[Records about charts and figures]
►

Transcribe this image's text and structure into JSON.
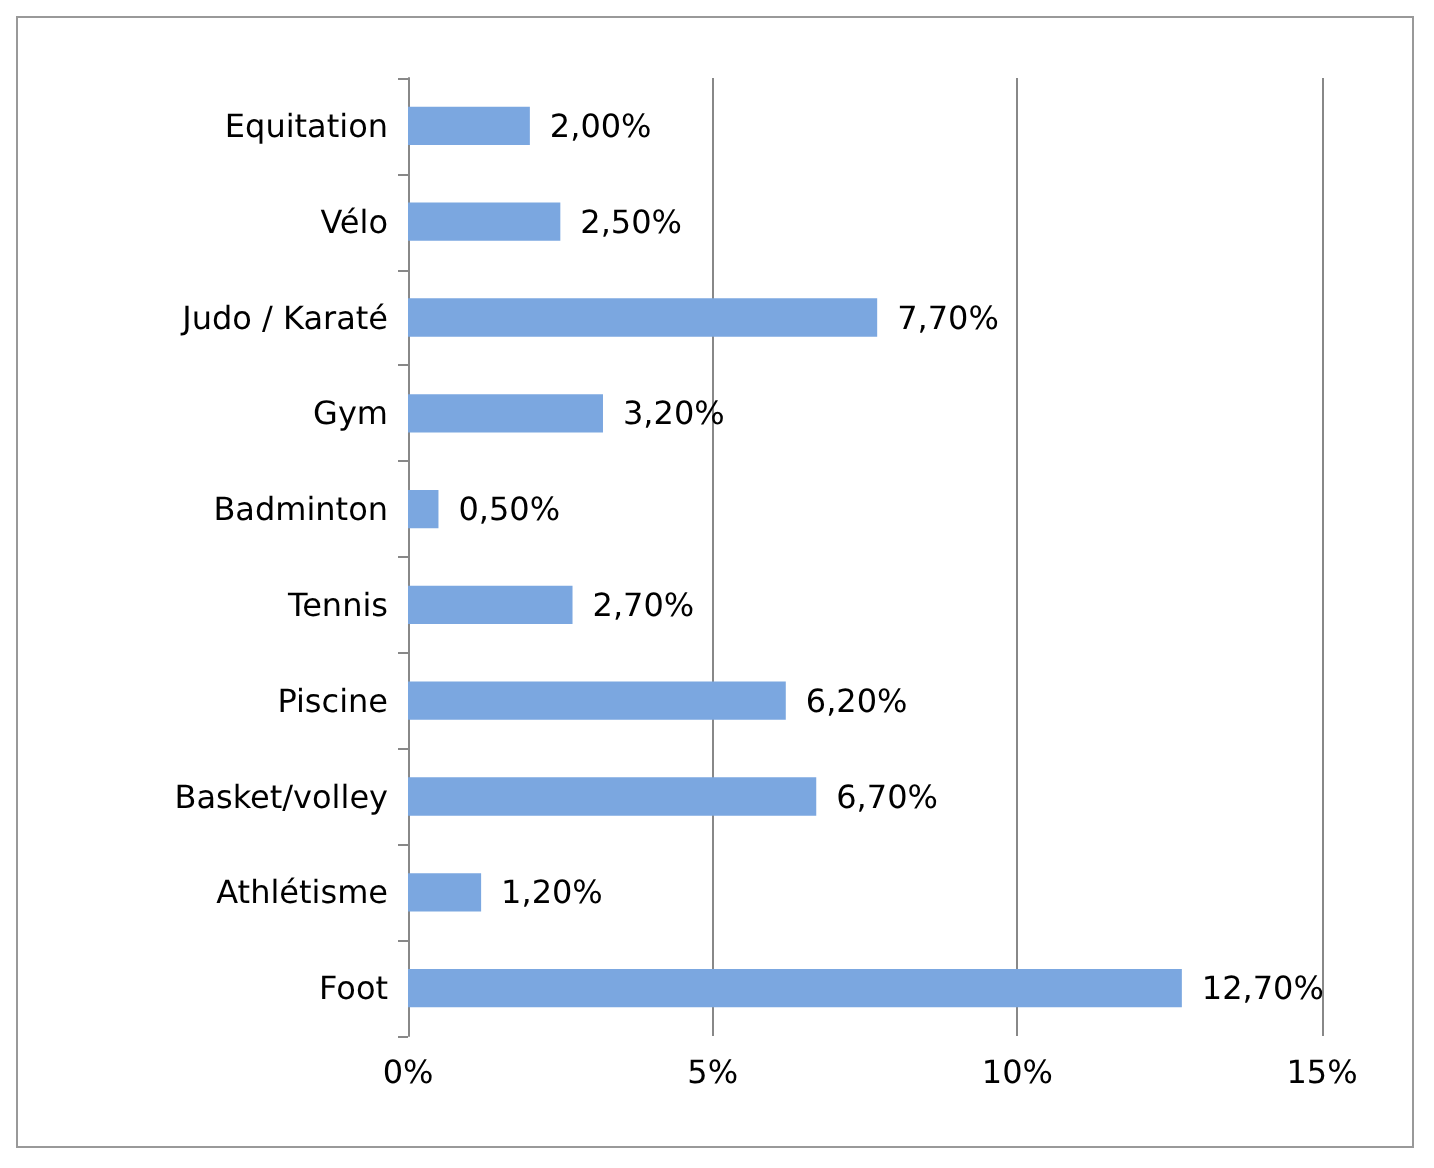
{
  "chart_data": {
    "type": "bar",
    "orientation": "horizontal",
    "categories": [
      "Equitation",
      "Vélo",
      "Judo / Karaté",
      "Gym",
      "Badminton",
      "Tennis",
      "Piscine",
      "Basket/volley",
      "Athlétisme",
      "Foot"
    ],
    "values": [
      2.0,
      2.5,
      7.7,
      3.2,
      0.5,
      2.7,
      6.2,
      6.7,
      1.2,
      12.7
    ],
    "value_labels": [
      "2,00%",
      "2,50%",
      "7,70%",
      "3,20%",
      "0,50%",
      "2,70%",
      "6,20%",
      "6,70%",
      "1,20%",
      "12,70%"
    ],
    "color": "#7ba7e0",
    "xlim": [
      0,
      15
    ],
    "xticks": [
      {
        "value": 0,
        "label": "0%"
      },
      {
        "value": 5,
        "label": "5%"
      },
      {
        "value": 10,
        "label": "10%"
      },
      {
        "value": 15,
        "label": "15%"
      }
    ],
    "grid": "x"
  }
}
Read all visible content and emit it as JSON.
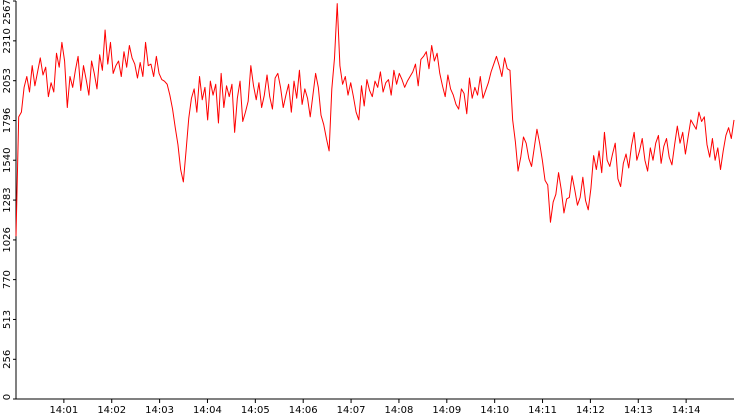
{
  "chart_data": {
    "type": "line",
    "title": "",
    "xlabel": "",
    "ylabel": "",
    "ylim": [
      0,
      2567
    ],
    "xlim": [
      "14:00:00",
      "14:15:00"
    ],
    "y_ticks": [
      0,
      256,
      513,
      770,
      1026,
      1283,
      1540,
      1796,
      2053,
      2310,
      2567
    ],
    "x_ticks": [
      "14:01",
      "14:02",
      "14:03",
      "14:04",
      "14:05",
      "14:06",
      "14:07",
      "14:08",
      "14:09",
      "14:10",
      "14:11",
      "14:12",
      "14:13",
      "14:14"
    ],
    "grid": false,
    "legend": "none",
    "colors": {
      "line": "#ff0000",
      "axis": "#000000",
      "background": "#ffffff"
    },
    "series": [
      {
        "x_start": "14:00:00",
        "x_end": "14:15:00",
        "values": [
          1050,
          1820,
          1850,
          2010,
          2080,
          1980,
          2150,
          2020,
          2110,
          2200,
          2090,
          2140,
          1950,
          2040,
          1980,
          2230,
          2140,
          2300,
          2180,
          1880,
          2080,
          2010,
          2120,
          2210,
          1990,
          2150,
          2060,
          1960,
          2180,
          2100,
          2000,
          2220,
          2120,
          2380,
          2160,
          2300,
          2100,
          2150,
          2180,
          2080,
          2240,
          2140,
          2280,
          2200,
          2160,
          2070,
          2170,
          2080,
          2300,
          2150,
          2160,
          2080,
          2210,
          2100,
          2060,
          2050,
          2030,
          1960,
          1870,
          1750,
          1640,
          1480,
          1400,
          1600,
          1810,
          1940,
          2000,
          1850,
          2080,
          1930,
          2010,
          1800,
          2050,
          1960,
          2030,
          1780,
          2100,
          1880,
          2020,
          1950,
          2030,
          1720,
          1940,
          2050,
          1790,
          1850,
          1920,
          2150,
          2020,
          1930,
          2040,
          1880,
          1960,
          2090,
          1950,
          1870,
          2070,
          2100,
          2010,
          1880,
          1960,
          2030,
          1850,
          2050,
          1940,
          2120,
          1900,
          2000,
          1940,
          1820,
          1960,
          2100,
          2010,
          1830,
          1770,
          1680,
          1600,
          2000,
          2200,
          2550,
          2150,
          2030,
          2080,
          1960,
          2040,
          1950,
          1850,
          1800,
          2020,
          1890,
          2060,
          1990,
          1950,
          2050,
          2010,
          2110,
          1980,
          2040,
          2060,
          1960,
          2120,
          2030,
          2100,
          2060,
          2010,
          2050,
          2080,
          2110,
          2160,
          2020,
          2190,
          2210,
          2240,
          2130,
          2280,
          2180,
          2230,
          2100,
          2020,
          1950,
          2090,
          2000,
          1960,
          1900,
          1870,
          2000,
          1970,
          1840,
          2070,
          1940,
          2010,
          1960,
          2080,
          1940,
          1990,
          2040,
          2110,
          2160,
          2210,
          2150,
          2080,
          2200,
          2130,
          2120,
          1800,
          1660,
          1470,
          1560,
          1690,
          1650,
          1550,
          1500,
          1620,
          1740,
          1650,
          1540,
          1410,
          1380,
          1140,
          1270,
          1320,
          1460,
          1350,
          1200,
          1290,
          1300,
          1440,
          1350,
          1250,
          1300,
          1430,
          1280,
          1220,
          1360,
          1570,
          1480,
          1600,
          1460,
          1720,
          1540,
          1500,
          1580,
          1650,
          1420,
          1370,
          1520,
          1580,
          1490,
          1630,
          1720,
          1540,
          1600,
          1680,
          1540,
          1470,
          1620,
          1540,
          1650,
          1700,
          1520,
          1630,
          1680,
          1560,
          1510,
          1640,
          1760,
          1650,
          1720,
          1580,
          1690,
          1800,
          1770,
          1740,
          1850,
          1790,
          1820,
          1640,
          1560,
          1680,
          1540,
          1620,
          1480,
          1600,
          1700,
          1750,
          1680,
          1800
        ]
      }
    ]
  }
}
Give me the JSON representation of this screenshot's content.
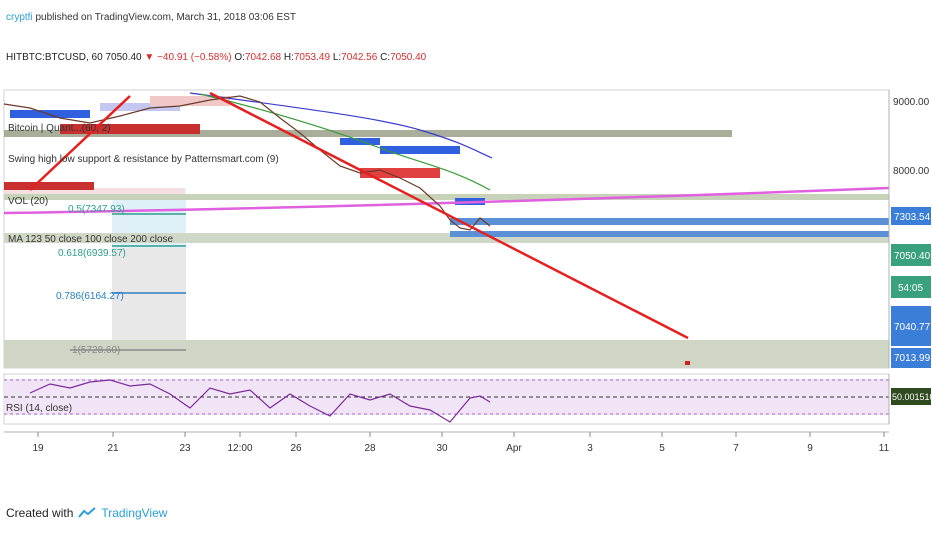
{
  "header": {
    "publisher": "cryptfi",
    "published_text": "published on TradingView.com, March 31, 2018 03:06 EST",
    "symbol_line": "HITBTC:BTCUSD, 60",
    "last": "7050.40",
    "change": "▼ −40.91 (−0.58%)",
    "o_label": "O:",
    "o": "7042.68",
    "h_label": "H:",
    "h": "7053.49",
    "l_label": "L:",
    "l": "7042.56",
    "c_label": "C:",
    "c": "7050.40"
  },
  "indicators": {
    "bitcoin_label": "Bitcoin | Quant...(60, 2)",
    "swing_label": "Swing high low support & resistance by Patternsmart.com (9)",
    "vol_label": "VOL (20)",
    "ma_label": "MA 123 50 close 100 close 200 close",
    "rsi_label": "RSI (14, close)"
  },
  "fib_levels": [
    {
      "label": "0.5(7347.93)",
      "color": "#2e9e8a"
    },
    {
      "label": "0.618(6939.57)",
      "color": "#2e9e8a"
    },
    {
      "label": "0.786(6164.27)",
      "color": "#2a7fc0"
    },
    {
      "label": "1(5728.60)",
      "color": "#888888"
    }
  ],
  "price_axis": {
    "ticks": [
      "9000.00",
      "8000.00"
    ],
    "badges": [
      {
        "text": "7303.54",
        "color": "#3b7ed9"
      },
      {
        "text": "7050.40",
        "color": "#3aa17e"
      },
      {
        "text": "54:05",
        "color": "#3aa17e"
      },
      {
        "text": "7040.77",
        "color": "#3b7ed9"
      },
      {
        "text": "7013.99",
        "color": "#3b7ed9"
      }
    ]
  },
  "rsi_axis": {
    "badge": "50.00151066",
    "badge_color": "#2e4a1e"
  },
  "time_axis": [
    "19",
    "21",
    "23",
    "12:00",
    "26",
    "28",
    "30",
    "Apr",
    "3",
    "5",
    "7",
    "9",
    "11"
  ],
  "footer": {
    "created_with": "Created with",
    "brand": "TradingView"
  },
  "chart_data": {
    "type": "line",
    "title": "HITBTC:BTCUSD, 60",
    "xlabel": "",
    "ylabel": "",
    "price_y_ticks": [
      9000,
      8000
    ],
    "last_price": 7050.4,
    "series": [
      {
        "name": "HITBTC:BTCUSD",
        "x": [
          "19",
          "21",
          "23",
          "26",
          "28",
          "30",
          "Apr"
        ],
        "values": [
          8350,
          8950,
          8800,
          8150,
          7950,
          7250,
          7050
        ]
      }
    ],
    "rsi": {
      "label": "RSI (14, close)",
      "last": 50.00151066
    }
  }
}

◄

TASK BRIEF: Extract all lines that hold the word "close".

SOLUTION:
    "ma_label": "MA 123 50 close 100 close 200 close",
    "rsi_label": "RSI (14, close)"
      "label": "RSI (14, close)",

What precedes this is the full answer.